YOUR TASK: Gather all lines in the data that hold the string "which".

RECORDS SHOWN:

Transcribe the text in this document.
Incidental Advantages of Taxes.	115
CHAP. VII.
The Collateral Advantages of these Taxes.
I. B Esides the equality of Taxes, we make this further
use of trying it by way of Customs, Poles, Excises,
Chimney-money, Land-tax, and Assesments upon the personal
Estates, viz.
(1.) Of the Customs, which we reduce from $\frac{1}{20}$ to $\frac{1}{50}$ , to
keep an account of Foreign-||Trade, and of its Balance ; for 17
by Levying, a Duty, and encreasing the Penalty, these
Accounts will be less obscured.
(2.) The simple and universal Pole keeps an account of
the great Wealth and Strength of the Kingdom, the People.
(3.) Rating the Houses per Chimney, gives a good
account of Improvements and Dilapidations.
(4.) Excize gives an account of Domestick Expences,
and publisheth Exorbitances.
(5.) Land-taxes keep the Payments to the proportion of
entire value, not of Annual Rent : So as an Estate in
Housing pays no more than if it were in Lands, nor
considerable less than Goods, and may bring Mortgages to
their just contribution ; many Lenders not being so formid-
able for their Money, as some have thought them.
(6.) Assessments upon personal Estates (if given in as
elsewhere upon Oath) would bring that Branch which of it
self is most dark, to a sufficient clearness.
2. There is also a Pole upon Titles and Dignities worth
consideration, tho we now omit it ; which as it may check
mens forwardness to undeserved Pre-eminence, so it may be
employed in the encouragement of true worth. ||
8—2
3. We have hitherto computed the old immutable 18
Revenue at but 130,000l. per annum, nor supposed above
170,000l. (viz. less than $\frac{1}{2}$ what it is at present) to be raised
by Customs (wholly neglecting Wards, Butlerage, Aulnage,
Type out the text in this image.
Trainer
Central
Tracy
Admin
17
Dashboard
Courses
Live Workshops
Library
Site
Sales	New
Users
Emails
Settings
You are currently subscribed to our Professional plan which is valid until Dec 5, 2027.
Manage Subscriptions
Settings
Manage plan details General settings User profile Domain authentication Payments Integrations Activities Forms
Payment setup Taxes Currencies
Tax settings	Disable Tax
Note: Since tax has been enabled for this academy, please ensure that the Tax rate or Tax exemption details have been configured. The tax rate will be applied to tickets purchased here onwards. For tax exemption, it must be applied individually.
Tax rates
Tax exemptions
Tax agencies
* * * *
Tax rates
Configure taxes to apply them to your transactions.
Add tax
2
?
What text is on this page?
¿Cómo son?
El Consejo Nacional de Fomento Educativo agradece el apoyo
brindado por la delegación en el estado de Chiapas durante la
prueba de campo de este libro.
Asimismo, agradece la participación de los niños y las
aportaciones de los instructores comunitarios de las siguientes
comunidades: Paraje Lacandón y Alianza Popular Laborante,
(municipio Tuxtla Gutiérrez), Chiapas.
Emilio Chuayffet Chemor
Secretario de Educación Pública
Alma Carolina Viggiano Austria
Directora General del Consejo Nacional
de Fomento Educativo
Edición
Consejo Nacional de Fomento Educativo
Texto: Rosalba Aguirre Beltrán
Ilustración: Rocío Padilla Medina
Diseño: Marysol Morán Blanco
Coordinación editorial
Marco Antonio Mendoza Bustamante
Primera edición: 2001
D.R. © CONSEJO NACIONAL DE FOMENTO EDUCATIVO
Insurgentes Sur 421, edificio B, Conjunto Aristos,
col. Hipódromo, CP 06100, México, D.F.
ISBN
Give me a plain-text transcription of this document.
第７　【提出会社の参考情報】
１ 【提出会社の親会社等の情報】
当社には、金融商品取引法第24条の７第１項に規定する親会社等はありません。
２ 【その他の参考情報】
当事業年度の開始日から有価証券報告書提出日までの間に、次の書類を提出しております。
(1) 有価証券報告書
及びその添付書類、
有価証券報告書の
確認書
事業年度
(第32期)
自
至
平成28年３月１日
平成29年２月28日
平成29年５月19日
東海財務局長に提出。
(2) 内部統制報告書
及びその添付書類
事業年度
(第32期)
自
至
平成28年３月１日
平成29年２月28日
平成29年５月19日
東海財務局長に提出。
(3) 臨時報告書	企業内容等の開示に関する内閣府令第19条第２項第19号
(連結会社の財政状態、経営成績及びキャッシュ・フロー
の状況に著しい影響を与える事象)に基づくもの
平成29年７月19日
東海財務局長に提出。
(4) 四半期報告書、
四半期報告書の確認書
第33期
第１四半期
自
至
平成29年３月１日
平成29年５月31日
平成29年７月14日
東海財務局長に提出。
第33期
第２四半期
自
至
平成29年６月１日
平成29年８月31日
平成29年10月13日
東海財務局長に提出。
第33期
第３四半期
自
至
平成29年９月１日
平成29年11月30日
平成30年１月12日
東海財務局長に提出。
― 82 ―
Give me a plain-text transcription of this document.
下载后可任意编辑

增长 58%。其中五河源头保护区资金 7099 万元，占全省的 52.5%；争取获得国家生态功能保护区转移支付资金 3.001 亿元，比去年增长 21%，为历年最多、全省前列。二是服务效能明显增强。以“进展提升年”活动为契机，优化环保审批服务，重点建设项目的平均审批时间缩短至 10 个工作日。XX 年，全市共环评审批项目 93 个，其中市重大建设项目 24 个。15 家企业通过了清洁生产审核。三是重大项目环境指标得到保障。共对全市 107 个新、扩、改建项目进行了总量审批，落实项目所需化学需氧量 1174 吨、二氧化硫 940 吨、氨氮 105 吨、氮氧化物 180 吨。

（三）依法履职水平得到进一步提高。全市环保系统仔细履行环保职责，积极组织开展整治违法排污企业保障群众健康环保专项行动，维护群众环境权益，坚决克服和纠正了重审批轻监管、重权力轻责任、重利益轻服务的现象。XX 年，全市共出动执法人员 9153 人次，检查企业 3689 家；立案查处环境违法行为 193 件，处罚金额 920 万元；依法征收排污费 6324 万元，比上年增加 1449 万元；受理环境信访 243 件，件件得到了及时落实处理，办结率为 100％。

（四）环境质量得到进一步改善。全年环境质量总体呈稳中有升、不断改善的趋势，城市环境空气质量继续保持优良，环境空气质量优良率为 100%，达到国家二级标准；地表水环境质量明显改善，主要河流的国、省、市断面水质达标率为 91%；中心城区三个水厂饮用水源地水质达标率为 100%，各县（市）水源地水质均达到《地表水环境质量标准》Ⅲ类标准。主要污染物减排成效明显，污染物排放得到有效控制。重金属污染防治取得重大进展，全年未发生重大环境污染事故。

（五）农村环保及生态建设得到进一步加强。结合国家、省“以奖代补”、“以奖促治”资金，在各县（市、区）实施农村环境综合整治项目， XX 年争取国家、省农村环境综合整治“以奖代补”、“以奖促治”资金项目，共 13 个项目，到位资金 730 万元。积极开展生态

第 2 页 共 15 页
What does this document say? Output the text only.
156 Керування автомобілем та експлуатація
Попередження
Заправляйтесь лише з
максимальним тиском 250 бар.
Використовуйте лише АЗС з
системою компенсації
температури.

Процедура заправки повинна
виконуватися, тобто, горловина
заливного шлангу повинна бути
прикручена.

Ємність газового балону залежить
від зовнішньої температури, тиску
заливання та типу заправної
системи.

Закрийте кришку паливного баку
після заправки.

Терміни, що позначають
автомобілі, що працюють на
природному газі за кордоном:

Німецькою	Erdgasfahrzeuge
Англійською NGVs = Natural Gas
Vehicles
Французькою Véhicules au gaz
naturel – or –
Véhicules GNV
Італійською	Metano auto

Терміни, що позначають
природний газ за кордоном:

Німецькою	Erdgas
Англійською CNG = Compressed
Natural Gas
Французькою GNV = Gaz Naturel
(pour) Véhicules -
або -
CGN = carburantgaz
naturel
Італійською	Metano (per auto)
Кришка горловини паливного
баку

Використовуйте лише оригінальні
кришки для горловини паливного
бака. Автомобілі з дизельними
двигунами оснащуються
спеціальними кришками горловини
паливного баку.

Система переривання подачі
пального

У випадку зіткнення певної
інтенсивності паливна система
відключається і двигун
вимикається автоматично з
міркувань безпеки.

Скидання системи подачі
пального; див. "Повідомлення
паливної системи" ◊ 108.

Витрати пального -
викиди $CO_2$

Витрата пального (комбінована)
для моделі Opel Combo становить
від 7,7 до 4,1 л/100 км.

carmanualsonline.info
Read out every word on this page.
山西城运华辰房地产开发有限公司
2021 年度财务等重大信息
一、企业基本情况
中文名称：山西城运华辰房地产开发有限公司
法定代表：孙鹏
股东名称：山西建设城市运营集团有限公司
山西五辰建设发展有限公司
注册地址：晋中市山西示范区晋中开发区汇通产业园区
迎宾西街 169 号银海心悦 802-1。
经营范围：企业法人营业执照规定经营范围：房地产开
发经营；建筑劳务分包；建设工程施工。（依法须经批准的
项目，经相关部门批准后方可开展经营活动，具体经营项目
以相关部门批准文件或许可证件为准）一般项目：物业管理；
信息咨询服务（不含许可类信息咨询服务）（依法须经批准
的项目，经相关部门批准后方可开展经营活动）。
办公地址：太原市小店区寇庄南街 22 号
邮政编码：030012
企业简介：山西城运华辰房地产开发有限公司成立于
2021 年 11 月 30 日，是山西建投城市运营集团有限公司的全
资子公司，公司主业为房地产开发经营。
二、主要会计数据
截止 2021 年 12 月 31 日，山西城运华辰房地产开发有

SOLUTION:
(1.) Of the Customs, which we reduce from $\frac{1}{20}$ to $\frac{1}{50}$ , to
elsewhere upon Oath) would bring that Branch which of it
consideration, tho we now omit it ; which as it may check
You are currently subscribed to our Professional plan which is valid until Dec 5, 2027.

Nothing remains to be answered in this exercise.